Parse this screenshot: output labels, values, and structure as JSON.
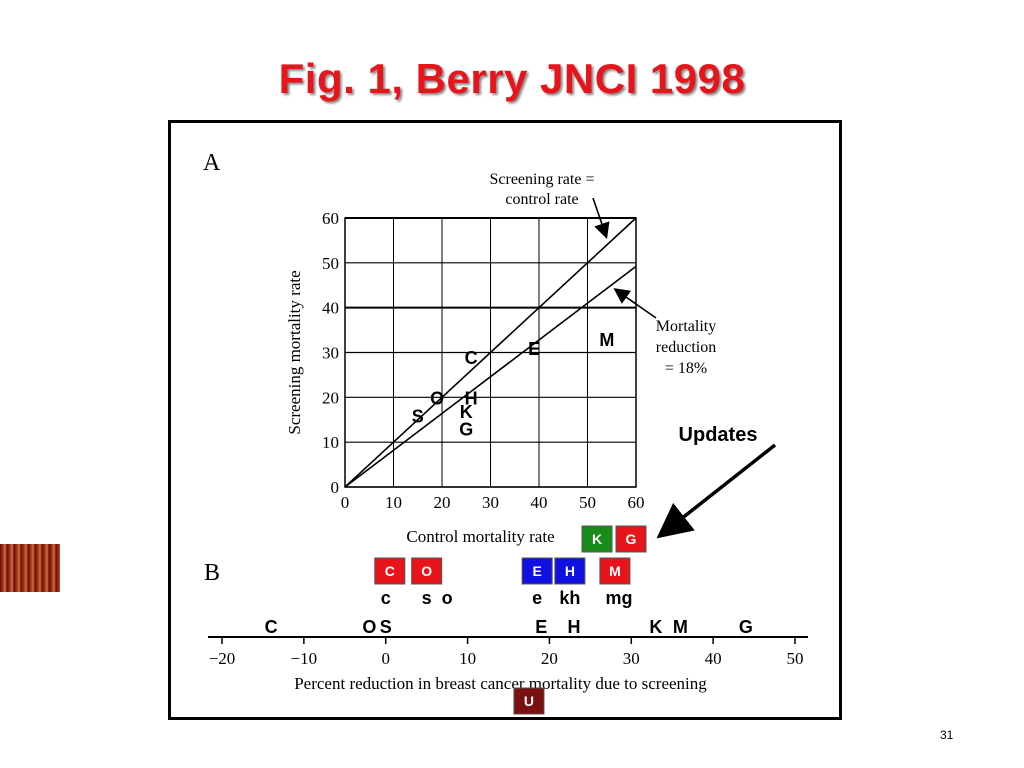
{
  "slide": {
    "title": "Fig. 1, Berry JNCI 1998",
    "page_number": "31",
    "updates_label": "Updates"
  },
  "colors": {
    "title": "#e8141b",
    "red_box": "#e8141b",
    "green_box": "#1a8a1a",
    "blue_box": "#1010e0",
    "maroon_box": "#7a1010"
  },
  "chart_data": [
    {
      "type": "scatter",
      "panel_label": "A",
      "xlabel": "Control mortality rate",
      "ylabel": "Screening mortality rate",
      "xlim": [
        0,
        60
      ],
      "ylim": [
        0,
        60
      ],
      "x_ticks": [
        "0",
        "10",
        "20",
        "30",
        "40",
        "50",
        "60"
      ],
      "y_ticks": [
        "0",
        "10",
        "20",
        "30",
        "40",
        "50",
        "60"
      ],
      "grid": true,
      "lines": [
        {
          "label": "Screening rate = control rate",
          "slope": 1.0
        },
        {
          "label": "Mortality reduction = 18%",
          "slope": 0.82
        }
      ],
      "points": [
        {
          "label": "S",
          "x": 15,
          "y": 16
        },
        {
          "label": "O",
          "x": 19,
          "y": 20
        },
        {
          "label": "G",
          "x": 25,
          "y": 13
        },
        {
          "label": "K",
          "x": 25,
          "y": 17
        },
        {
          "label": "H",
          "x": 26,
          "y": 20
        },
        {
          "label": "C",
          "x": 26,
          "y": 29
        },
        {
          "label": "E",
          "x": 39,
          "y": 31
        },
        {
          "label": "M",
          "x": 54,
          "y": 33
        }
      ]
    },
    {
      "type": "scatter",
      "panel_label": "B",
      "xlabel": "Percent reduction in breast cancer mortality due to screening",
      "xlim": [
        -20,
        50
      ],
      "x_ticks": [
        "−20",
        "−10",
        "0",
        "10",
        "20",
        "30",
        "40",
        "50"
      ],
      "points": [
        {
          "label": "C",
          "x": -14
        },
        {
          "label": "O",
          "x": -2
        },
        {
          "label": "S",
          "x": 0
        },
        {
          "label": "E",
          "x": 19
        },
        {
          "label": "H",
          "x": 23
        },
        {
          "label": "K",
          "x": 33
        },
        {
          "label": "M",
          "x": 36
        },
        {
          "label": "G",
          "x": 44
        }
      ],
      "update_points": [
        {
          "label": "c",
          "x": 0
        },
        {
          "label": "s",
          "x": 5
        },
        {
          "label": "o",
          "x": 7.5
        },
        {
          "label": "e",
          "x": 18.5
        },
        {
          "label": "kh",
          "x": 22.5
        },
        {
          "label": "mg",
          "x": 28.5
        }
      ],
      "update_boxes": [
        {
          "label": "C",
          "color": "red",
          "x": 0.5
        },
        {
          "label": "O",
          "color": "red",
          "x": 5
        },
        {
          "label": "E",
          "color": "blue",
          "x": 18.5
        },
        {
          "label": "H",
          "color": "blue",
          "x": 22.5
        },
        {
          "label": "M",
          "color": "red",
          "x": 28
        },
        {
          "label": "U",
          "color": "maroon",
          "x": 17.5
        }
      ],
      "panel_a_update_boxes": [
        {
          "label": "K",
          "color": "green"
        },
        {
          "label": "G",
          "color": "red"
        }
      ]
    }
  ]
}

> **GIVEN INSTRUCTION**:
Reproduce each entry verbatim, excluding any embedded images.

> **CORRECT ANSWER**:
Parse this screenshot: output labels, values, and structure as JSON.
{
  "slide": {
    "title": "Fig. 1, Berry JNCI 1998",
    "page_number": "31",
    "updates_label": "Updates"
  },
  "colors": {
    "title": "#e8141b",
    "red_box": "#e8141b",
    "green_box": "#1a8a1a",
    "blue_box": "#1010e0",
    "maroon_box": "#7a1010"
  },
  "chart_data": [
    {
      "type": "scatter",
      "panel_label": "A",
      "xlabel": "Control mortality rate",
      "ylabel": "Screening mortality rate",
      "xlim": [
        0,
        60
      ],
      "ylim": [
        0,
        60
      ],
      "x_ticks": [
        "0",
        "10",
        "20",
        "30",
        "40",
        "50",
        "60"
      ],
      "y_ticks": [
        "0",
        "10",
        "20",
        "30",
        "40",
        "50",
        "60"
      ],
      "grid": true,
      "lines": [
        {
          "label": "Screening rate = control rate",
          "slope": 1.0
        },
        {
          "label": "Mortality reduction = 18%",
          "slope": 0.82
        }
      ],
      "points": [
        {
          "label": "S",
          "x": 15,
          "y": 16
        },
        {
          "label": "O",
          "x": 19,
          "y": 20
        },
        {
          "label": "G",
          "x": 25,
          "y": 13
        },
        {
          "label": "K",
          "x": 25,
          "y": 17
        },
        {
          "label": "H",
          "x": 26,
          "y": 20
        },
        {
          "label": "C",
          "x": 26,
          "y": 29
        },
        {
          "label": "E",
          "x": 39,
          "y": 31
        },
        {
          "label": "M",
          "x": 54,
          "y": 33
        }
      ]
    },
    {
      "type": "scatter",
      "panel_label": "B",
      "xlabel": "Percent reduction in breast cancer mortality due to screening",
      "xlim": [
        -20,
        50
      ],
      "x_ticks": [
        "−20",
        "−10",
        "0",
        "10",
        "20",
        "30",
        "40",
        "50"
      ],
      "points": [
        {
          "label": "C",
          "x": -14
        },
        {
          "label": "O",
          "x": -2
        },
        {
          "label": "S",
          "x": 0
        },
        {
          "label": "E",
          "x": 19
        },
        {
          "label": "H",
          "x": 23
        },
        {
          "label": "K",
          "x": 33
        },
        {
          "label": "M",
          "x": 36
        },
        {
          "label": "G",
          "x": 44
        }
      ],
      "update_points": [
        {
          "label": "c",
          "x": 0
        },
        {
          "label": "s",
          "x": 5
        },
        {
          "label": "o",
          "x": 7.5
        },
        {
          "label": "e",
          "x": 18.5
        },
        {
          "label": "kh",
          "x": 22.5
        },
        {
          "label": "mg",
          "x": 28.5
        }
      ],
      "update_boxes": [
        {
          "label": "C",
          "color": "red",
          "x": 0.5
        },
        {
          "label": "O",
          "color": "red",
          "x": 5
        },
        {
          "label": "E",
          "color": "blue",
          "x": 18.5
        },
        {
          "label": "H",
          "color": "blue",
          "x": 22.5
        },
        {
          "label": "M",
          "color": "red",
          "x": 28
        },
        {
          "label": "U",
          "color": "maroon",
          "x": 17.5
        }
      ],
      "panel_a_update_boxes": [
        {
          "label": "K",
          "color": "green"
        },
        {
          "label": "G",
          "color": "red"
        }
      ]
    }
  ]
}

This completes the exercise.